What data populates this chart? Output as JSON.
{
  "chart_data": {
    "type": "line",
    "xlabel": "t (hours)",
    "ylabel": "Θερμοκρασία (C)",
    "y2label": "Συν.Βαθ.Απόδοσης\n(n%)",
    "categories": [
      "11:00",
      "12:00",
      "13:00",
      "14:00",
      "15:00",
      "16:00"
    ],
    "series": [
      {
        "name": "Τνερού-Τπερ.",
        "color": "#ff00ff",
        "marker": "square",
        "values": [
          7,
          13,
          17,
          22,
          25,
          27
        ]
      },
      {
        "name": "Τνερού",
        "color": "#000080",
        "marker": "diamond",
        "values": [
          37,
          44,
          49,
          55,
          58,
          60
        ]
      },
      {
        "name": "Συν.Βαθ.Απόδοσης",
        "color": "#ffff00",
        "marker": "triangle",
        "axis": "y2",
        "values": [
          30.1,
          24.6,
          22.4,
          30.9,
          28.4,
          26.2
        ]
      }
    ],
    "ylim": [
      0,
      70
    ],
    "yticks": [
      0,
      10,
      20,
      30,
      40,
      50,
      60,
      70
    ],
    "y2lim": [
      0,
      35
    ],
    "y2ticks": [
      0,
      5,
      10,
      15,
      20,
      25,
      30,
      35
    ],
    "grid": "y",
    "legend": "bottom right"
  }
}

----

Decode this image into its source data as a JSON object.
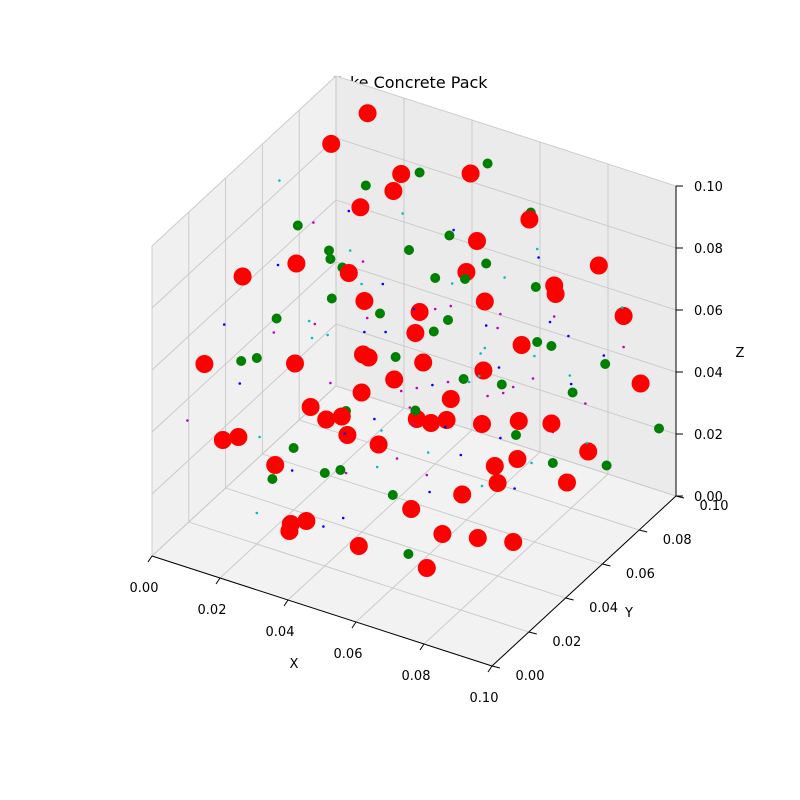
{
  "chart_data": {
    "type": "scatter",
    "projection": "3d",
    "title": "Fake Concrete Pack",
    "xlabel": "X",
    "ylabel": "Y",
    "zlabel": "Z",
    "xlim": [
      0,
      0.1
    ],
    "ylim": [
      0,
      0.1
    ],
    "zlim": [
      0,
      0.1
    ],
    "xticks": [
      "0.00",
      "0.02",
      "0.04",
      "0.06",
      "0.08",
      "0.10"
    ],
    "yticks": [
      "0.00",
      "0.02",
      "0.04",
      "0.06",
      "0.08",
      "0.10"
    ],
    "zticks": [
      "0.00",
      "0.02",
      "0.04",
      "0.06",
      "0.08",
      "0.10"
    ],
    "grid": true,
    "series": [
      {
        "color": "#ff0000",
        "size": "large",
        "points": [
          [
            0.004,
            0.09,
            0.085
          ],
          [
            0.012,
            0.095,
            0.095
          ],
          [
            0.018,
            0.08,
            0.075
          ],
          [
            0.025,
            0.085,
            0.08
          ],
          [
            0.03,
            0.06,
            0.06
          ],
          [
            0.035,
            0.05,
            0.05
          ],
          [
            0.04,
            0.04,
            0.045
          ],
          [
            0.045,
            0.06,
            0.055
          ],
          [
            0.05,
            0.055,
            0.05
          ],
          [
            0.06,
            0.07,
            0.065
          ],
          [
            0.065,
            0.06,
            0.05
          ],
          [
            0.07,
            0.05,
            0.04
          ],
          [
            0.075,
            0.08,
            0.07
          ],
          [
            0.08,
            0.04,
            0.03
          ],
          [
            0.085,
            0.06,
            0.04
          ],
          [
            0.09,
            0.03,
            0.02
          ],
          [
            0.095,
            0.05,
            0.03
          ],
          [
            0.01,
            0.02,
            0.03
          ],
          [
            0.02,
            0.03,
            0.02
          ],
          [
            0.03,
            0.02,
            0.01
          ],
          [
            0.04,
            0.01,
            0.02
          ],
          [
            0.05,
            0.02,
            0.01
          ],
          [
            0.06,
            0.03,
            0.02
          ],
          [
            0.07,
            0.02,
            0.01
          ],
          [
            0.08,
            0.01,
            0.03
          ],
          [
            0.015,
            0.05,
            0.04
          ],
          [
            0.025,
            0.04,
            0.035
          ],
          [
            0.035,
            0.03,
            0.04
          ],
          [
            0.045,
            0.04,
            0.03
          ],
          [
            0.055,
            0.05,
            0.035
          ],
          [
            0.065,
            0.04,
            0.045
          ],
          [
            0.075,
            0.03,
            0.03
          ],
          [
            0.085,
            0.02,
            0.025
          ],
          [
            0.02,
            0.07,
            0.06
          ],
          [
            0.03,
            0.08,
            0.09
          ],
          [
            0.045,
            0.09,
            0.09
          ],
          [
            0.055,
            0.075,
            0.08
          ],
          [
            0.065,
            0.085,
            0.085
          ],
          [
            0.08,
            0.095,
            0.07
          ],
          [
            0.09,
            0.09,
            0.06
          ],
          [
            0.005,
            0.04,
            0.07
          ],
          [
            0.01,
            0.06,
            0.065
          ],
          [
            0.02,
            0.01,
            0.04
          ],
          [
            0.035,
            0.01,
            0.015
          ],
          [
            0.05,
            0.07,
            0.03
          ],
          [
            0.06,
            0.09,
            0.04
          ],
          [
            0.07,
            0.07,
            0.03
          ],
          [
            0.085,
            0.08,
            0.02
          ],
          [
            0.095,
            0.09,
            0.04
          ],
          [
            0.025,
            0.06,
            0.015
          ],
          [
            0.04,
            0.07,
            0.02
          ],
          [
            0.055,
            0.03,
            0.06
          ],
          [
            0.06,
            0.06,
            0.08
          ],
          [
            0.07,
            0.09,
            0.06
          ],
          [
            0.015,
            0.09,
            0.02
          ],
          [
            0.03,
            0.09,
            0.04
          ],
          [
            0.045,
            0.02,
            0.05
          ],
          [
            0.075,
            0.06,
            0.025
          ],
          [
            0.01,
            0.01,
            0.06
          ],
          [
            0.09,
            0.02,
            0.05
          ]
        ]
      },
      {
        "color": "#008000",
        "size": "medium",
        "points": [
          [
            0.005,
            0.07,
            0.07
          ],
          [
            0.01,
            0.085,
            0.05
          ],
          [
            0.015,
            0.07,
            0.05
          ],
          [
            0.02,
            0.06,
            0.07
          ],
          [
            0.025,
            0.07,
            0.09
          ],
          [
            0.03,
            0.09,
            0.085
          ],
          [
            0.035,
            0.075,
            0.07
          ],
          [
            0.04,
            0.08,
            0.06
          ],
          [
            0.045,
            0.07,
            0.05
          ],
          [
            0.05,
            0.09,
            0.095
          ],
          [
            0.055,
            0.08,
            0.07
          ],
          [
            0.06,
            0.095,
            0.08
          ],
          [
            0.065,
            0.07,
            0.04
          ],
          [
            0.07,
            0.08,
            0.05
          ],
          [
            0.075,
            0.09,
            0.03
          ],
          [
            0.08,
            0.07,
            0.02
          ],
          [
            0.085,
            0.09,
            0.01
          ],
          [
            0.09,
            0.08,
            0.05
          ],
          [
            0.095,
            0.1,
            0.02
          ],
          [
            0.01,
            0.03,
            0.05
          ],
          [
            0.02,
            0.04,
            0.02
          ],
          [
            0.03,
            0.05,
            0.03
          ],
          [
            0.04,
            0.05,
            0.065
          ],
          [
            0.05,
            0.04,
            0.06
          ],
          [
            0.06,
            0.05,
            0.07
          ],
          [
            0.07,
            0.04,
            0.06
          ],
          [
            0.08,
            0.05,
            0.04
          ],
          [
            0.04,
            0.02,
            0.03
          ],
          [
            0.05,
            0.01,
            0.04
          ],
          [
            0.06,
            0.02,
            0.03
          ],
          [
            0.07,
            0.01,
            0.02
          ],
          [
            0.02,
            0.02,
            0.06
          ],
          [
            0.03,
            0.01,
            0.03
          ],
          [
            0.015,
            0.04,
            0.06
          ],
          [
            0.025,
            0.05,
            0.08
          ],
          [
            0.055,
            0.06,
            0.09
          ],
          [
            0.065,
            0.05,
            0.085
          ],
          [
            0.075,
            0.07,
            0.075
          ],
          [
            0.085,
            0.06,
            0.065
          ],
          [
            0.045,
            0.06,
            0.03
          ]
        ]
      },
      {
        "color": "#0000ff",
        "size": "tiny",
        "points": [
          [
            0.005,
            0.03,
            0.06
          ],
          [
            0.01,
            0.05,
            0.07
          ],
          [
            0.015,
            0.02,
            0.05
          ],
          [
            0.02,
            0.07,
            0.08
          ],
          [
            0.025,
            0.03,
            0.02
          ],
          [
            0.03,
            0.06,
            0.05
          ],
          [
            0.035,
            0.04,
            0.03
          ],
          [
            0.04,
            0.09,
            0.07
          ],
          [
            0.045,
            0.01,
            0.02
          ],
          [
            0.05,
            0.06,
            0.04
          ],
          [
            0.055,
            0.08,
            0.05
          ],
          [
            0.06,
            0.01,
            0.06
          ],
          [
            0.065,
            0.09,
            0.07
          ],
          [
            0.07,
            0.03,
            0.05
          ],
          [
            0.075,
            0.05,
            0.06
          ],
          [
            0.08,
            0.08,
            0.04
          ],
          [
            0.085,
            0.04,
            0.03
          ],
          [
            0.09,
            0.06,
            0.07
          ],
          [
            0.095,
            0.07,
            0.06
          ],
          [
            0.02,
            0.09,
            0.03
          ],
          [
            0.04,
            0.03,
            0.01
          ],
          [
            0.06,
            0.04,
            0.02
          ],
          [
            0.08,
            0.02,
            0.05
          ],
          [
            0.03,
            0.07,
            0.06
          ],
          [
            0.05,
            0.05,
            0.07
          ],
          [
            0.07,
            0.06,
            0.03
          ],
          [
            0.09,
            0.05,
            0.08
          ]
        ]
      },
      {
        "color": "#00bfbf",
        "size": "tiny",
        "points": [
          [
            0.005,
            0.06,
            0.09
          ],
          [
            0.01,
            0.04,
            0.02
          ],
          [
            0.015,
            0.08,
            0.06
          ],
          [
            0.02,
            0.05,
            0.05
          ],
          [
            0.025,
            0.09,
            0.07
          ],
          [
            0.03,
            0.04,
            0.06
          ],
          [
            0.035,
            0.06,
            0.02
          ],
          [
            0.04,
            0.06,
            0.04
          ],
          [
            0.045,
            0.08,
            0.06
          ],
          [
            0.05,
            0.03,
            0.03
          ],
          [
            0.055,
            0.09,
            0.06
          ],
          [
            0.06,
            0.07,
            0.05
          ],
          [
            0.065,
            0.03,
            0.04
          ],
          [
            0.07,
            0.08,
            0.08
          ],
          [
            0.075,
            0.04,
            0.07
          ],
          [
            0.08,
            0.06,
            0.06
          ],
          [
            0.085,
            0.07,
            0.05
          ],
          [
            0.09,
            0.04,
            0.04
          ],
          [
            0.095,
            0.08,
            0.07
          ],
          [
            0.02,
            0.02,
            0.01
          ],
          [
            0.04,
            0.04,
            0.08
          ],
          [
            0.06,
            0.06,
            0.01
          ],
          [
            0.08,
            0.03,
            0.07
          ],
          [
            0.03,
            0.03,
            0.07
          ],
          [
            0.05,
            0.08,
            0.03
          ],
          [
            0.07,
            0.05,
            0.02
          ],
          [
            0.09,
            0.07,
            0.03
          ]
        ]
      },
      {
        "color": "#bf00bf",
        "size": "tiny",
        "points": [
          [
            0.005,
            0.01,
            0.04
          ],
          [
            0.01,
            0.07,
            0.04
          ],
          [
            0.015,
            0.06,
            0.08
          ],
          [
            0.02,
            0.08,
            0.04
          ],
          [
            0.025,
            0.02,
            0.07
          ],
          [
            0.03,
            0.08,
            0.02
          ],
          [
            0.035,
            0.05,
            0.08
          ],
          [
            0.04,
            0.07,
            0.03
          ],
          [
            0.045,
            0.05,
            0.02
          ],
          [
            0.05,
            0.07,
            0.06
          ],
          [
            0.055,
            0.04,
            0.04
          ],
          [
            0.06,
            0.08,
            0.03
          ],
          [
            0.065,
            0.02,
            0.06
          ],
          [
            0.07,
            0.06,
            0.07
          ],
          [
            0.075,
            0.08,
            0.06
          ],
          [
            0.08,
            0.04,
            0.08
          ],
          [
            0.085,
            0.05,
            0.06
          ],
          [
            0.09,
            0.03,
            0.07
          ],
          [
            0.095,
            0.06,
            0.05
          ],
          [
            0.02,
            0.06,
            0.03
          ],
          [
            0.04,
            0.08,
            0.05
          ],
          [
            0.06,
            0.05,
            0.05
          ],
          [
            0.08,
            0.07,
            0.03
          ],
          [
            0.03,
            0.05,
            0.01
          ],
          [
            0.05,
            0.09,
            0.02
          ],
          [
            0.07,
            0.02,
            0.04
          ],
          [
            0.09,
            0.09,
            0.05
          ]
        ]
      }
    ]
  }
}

----

=== Written request ===
Gather each line in the entries above where the string "name" is found.

=== Written answer ===
        "name": "Τνερού-Τπερ.",
        "name": "Τνερού",
        "name": "Συν.Βαθ.Απόδοσης",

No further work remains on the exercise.